A questo proposito Confagricoltura sostiene: “L’annullamento di Prowein è un’opportunità”, e Marchesini aggiunge: “Serve un’organizzazione impeccabile del Vinitaly perché sia un evento memorabile”.

Verona, 6 marzo 2020 – “La cancellazione del ProWein 2020 è un’iniziativa forte e clamorosa da parte dei tedeschi, ma per il sistema Italia può diventare un’opportunità”. Così si esprime Christian Marchesini, vicepresidente nazionale e presidente regionale dei viticoltori di Confagricoltura, convinto che dall’annullamento della grande fiera vitivinicola “rivale” di Düsserdolf il Vinitaly possa trovare lo slancio per fare una grande manifestazione in giugno, ovviamente con l’auspicio che per allora l’emergenza Coronavirus rientri. “L’annullamento del ProWein, vetrina d’eccellenza del wine-business internazionale, è l’occasione per ridare fiducia al sistema vino Italia e ritrovare finalmente la coesione di tutta la filiera, facendo in modo che l’edizione del Vinitaly di quest’anno sia davvero unica – sottolinea Marchesini -. Bisogna però che ci sia una risposta forte da parte di tutti e che si agisca facendo squadra, evitando, come sempre, che ognuno lavori per il proprio campanile. Bisogna capire che la concorrenza non è tra le aziende vitivinicole di Fumane e Mezzane o di altri territori locali, ma con il mondo. Bisogna quindi che lavoriamo tutti assieme perché a Verona arrivino tanti dei buyer internazionali che non andranno a Düsserdolf e noi abbiamo tutte le carte in regola per offrire ciò che cercano, ma serve un’organizzazione impeccabile del Vinitaly, che sia ai massimi livelli. A questo proposito chiediamo che ci sia un coordinamento, da parte anche dello Stato, nel contribuire all’incoming, mettendo a disposizione risorse aggiuntive per le spese di viaggio dei visitatori stranieri, in modo da favorire il loro arrivo”. Ma il mondo del vino ha bisogno di sostegno anche per affrontare l’emergenza Coronavirus. “Per quanto riguarda l’Ocm vino, il termine va procrastinato al 2021 – rimarca Marchesini -. Chiediamo anche maggiore flessibilità per quanto riguarda la spesa dei finanziamenti assegnati dai bandi Ocm, senza l’applicazione delle sanzioni in caso ci siano ritardi. In caso di risorse rimaste inutilizzate, auspichiamo che vengano aperti immediatamente i bandi e che gli iter burocratici vengano snelliti al massimo. Per quanto riguarda le autorizzazioni ai nuovi impianti, bisogna che abbiano un valore temporale più alto, per consentire alle aziende di affrontare i costi. Infine, dobbiamo trovare il modo di aiutare ristoratori e albergatori locali, così da riattivare l’economia e i consumi”.

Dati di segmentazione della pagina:
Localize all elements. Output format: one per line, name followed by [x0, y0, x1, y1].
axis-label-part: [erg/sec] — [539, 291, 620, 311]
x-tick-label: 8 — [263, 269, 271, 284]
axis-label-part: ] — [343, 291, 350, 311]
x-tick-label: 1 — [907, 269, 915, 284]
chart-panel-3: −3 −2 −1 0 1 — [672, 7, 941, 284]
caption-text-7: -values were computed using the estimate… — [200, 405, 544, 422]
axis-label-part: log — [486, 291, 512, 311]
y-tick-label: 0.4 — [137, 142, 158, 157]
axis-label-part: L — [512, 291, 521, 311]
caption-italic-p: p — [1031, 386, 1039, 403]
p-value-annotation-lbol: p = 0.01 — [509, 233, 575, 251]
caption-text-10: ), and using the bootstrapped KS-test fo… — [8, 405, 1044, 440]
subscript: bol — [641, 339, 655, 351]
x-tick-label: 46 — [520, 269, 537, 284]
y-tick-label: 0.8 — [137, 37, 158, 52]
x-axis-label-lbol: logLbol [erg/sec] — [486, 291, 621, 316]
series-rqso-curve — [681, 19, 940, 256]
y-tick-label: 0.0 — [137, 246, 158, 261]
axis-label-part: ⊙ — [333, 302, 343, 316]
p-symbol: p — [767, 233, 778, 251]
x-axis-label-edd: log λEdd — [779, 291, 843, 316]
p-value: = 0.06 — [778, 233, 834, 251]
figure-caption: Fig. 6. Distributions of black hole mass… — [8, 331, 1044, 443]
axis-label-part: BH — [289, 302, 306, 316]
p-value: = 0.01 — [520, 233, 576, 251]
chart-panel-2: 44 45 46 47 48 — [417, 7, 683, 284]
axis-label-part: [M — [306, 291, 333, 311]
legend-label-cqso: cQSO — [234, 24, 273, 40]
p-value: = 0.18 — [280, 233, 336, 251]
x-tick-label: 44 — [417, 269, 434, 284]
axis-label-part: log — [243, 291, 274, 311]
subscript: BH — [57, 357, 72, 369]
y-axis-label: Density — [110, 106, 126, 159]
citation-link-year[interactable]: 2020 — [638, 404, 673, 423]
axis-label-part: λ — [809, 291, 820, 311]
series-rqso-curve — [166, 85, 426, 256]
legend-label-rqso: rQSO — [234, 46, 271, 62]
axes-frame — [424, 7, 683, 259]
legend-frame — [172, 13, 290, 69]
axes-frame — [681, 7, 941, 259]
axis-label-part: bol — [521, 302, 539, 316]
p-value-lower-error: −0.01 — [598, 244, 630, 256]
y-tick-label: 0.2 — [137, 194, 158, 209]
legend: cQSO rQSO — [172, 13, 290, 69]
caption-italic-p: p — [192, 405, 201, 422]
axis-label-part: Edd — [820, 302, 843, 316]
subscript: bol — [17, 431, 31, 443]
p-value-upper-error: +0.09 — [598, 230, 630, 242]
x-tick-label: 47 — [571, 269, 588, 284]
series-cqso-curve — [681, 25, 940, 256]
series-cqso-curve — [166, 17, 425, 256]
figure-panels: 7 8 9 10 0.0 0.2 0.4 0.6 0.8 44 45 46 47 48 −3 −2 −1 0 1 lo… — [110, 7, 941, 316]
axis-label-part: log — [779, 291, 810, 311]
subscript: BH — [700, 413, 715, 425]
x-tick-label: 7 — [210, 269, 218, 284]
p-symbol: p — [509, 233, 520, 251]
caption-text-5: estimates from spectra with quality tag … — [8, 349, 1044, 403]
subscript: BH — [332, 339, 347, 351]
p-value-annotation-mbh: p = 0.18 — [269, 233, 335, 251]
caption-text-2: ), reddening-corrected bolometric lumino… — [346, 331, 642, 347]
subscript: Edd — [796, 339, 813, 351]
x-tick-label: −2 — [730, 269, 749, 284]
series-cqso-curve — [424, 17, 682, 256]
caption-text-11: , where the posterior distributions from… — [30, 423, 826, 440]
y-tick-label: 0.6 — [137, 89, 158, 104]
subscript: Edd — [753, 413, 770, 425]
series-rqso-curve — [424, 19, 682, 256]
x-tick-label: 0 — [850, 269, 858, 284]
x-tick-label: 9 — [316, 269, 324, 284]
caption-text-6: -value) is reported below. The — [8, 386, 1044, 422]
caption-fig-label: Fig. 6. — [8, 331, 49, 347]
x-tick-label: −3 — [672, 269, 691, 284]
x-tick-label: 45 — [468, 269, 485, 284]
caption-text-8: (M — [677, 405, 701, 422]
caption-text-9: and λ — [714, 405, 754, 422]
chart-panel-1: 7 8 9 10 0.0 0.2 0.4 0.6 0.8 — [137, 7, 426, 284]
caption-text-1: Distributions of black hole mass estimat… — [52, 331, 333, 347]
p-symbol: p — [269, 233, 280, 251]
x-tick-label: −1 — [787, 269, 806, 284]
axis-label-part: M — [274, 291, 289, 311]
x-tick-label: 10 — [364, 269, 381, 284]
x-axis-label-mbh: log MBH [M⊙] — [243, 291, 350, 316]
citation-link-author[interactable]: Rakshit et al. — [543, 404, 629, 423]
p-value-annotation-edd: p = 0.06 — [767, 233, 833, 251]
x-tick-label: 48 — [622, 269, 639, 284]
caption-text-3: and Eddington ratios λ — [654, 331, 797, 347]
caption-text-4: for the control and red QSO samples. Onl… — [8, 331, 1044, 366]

Consegna -
Nel brano su ProWein e Vinitaly, quali cariche ricopre Christian Marchesini?

Risposta -
È vicepresidente nazionale e presidente regionale dei viticoltori di Confagricoltura.